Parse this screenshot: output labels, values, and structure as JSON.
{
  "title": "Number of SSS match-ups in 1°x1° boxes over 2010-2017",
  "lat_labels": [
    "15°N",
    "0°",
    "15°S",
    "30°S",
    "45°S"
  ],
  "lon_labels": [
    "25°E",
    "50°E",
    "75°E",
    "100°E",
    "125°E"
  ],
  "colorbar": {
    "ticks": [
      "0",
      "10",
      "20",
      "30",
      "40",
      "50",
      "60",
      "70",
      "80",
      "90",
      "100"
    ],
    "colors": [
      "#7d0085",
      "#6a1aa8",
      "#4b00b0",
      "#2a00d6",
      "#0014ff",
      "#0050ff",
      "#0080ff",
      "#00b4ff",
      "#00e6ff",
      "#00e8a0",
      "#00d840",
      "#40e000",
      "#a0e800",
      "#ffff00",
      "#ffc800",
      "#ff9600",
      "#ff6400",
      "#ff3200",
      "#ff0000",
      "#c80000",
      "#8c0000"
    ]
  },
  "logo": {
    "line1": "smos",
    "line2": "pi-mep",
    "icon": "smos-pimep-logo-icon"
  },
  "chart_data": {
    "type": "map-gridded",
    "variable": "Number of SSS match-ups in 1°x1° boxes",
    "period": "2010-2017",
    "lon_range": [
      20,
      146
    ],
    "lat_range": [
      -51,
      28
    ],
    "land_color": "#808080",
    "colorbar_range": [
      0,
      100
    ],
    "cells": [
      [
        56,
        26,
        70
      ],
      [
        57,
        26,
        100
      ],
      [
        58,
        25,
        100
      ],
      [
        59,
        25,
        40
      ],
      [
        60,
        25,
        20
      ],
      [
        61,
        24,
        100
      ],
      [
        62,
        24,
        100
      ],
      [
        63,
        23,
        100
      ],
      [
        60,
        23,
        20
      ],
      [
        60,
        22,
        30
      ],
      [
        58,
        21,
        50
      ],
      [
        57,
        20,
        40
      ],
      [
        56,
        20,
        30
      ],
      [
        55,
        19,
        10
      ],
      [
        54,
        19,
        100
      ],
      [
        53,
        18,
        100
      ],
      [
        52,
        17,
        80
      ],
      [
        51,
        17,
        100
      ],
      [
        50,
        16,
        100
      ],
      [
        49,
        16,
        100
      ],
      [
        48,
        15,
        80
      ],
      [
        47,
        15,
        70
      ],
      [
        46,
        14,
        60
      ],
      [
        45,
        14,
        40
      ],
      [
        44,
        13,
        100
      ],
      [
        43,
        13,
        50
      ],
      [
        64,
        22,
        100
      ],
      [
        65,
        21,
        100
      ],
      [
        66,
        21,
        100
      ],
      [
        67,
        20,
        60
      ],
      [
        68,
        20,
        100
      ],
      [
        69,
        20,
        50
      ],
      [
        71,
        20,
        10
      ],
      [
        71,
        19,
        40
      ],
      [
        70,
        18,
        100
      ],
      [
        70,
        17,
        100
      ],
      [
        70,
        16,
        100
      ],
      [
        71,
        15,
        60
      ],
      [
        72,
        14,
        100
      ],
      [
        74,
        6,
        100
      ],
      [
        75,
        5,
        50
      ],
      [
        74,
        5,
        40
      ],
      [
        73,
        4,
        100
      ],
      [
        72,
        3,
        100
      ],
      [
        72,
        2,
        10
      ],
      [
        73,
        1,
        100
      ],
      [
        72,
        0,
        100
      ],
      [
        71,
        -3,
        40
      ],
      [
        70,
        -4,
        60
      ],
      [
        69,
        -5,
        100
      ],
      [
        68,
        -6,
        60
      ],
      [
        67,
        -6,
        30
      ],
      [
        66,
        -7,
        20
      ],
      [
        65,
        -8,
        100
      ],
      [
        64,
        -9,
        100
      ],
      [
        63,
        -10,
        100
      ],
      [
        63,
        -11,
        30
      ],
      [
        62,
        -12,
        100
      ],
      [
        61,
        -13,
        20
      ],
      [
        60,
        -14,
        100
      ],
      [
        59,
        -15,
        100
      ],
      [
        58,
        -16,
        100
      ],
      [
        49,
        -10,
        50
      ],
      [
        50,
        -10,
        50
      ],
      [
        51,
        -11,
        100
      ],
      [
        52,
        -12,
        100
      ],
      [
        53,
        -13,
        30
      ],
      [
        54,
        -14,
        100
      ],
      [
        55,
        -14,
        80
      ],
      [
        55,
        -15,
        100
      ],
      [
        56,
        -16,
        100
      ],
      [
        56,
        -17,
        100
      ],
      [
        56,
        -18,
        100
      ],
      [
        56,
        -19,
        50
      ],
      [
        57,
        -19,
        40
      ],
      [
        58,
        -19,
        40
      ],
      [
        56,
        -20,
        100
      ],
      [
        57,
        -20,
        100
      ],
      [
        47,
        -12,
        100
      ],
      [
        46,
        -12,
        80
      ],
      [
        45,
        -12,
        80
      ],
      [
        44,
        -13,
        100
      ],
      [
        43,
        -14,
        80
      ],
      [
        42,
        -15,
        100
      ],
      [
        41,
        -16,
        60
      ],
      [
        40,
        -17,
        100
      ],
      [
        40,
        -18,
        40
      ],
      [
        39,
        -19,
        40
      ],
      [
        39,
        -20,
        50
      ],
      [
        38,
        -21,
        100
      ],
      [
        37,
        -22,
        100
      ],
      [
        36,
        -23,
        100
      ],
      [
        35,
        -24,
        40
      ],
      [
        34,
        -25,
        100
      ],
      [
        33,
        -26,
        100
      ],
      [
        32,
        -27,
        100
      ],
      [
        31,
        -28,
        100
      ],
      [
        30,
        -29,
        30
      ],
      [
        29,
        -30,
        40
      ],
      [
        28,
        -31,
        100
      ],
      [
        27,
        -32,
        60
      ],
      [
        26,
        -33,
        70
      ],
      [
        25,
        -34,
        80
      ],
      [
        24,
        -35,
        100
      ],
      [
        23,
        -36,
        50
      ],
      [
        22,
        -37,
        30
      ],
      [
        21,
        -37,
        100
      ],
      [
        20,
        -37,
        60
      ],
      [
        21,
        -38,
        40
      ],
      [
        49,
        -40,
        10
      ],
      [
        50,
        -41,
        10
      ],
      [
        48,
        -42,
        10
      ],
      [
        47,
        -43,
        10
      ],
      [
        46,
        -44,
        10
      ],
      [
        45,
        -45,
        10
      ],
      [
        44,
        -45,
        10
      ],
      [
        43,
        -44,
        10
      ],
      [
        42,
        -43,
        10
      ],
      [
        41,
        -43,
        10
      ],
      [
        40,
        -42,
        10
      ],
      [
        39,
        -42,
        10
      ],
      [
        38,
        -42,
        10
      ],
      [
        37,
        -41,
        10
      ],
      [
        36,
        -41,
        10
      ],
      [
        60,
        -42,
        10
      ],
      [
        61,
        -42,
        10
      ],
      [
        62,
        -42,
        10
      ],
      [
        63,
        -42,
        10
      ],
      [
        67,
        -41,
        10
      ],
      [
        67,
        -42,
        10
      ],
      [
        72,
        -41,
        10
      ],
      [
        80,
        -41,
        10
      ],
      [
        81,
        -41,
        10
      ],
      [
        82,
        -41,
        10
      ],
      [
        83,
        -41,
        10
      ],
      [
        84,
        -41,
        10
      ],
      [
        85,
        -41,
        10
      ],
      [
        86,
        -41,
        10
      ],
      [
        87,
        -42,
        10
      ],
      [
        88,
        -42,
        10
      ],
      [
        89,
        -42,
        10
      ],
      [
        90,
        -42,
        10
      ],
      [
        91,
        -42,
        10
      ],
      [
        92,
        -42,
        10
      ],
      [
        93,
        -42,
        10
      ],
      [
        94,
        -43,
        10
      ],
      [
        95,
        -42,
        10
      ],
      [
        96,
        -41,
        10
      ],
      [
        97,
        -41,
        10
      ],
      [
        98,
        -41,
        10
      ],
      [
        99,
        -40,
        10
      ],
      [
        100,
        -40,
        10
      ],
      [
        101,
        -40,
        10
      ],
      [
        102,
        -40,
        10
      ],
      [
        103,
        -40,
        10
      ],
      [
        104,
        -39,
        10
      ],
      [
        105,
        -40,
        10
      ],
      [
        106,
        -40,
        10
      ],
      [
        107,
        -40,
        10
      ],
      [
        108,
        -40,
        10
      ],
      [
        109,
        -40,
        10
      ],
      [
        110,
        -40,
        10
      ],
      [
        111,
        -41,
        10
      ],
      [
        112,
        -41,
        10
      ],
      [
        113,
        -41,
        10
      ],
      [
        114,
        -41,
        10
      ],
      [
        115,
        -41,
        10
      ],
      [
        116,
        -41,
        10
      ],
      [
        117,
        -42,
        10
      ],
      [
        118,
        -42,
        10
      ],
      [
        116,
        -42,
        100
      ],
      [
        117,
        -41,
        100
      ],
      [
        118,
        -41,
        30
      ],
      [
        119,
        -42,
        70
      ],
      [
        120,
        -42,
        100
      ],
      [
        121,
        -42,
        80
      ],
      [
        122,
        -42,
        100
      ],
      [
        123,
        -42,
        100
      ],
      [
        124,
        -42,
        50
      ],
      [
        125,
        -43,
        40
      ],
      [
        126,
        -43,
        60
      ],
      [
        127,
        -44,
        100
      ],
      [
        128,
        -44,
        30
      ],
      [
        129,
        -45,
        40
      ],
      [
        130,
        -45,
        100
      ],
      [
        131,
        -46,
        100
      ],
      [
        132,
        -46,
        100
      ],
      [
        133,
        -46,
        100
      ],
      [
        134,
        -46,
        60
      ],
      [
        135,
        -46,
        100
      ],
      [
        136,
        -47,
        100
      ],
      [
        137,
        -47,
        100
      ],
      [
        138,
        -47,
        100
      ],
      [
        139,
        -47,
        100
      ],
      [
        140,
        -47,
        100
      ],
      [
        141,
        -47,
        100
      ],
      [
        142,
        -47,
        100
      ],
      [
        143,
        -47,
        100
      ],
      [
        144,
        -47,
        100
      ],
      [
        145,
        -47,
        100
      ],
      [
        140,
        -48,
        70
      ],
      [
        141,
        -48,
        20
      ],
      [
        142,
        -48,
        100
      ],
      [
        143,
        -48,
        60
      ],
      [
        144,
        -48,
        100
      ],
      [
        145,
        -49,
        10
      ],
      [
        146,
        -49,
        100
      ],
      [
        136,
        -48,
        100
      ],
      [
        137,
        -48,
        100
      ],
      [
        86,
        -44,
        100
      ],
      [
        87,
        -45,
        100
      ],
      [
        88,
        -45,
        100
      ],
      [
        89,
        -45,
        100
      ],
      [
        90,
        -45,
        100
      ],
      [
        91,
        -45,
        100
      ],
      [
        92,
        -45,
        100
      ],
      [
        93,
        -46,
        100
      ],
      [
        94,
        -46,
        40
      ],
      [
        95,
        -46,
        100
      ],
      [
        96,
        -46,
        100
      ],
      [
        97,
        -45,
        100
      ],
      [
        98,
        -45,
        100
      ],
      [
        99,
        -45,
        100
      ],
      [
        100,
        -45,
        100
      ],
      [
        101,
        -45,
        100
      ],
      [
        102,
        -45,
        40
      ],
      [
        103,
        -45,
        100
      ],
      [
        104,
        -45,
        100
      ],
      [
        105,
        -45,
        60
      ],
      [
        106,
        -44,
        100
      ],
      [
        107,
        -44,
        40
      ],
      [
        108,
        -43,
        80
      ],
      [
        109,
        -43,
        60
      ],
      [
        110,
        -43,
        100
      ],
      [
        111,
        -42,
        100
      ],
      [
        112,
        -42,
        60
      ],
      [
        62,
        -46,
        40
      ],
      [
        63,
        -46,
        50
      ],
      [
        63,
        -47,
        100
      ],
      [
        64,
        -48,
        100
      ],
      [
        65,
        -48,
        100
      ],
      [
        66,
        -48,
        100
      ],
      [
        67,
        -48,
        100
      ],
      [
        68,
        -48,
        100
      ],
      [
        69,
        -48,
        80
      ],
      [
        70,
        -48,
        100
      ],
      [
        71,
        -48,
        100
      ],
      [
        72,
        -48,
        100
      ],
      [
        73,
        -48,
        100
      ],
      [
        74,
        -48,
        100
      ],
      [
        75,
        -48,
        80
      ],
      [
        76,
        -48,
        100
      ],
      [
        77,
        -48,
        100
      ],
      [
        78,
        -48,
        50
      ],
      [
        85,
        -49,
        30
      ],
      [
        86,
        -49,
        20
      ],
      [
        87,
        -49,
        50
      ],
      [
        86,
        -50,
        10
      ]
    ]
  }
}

Given problem
Extract all lines from the data in which "match" is found.

Solved exercise
  "title": "Number of SSS match-ups in 1°x1° boxes over 2010-2017",
    "variable": "Number of SSS match-ups in 1°x1° boxes",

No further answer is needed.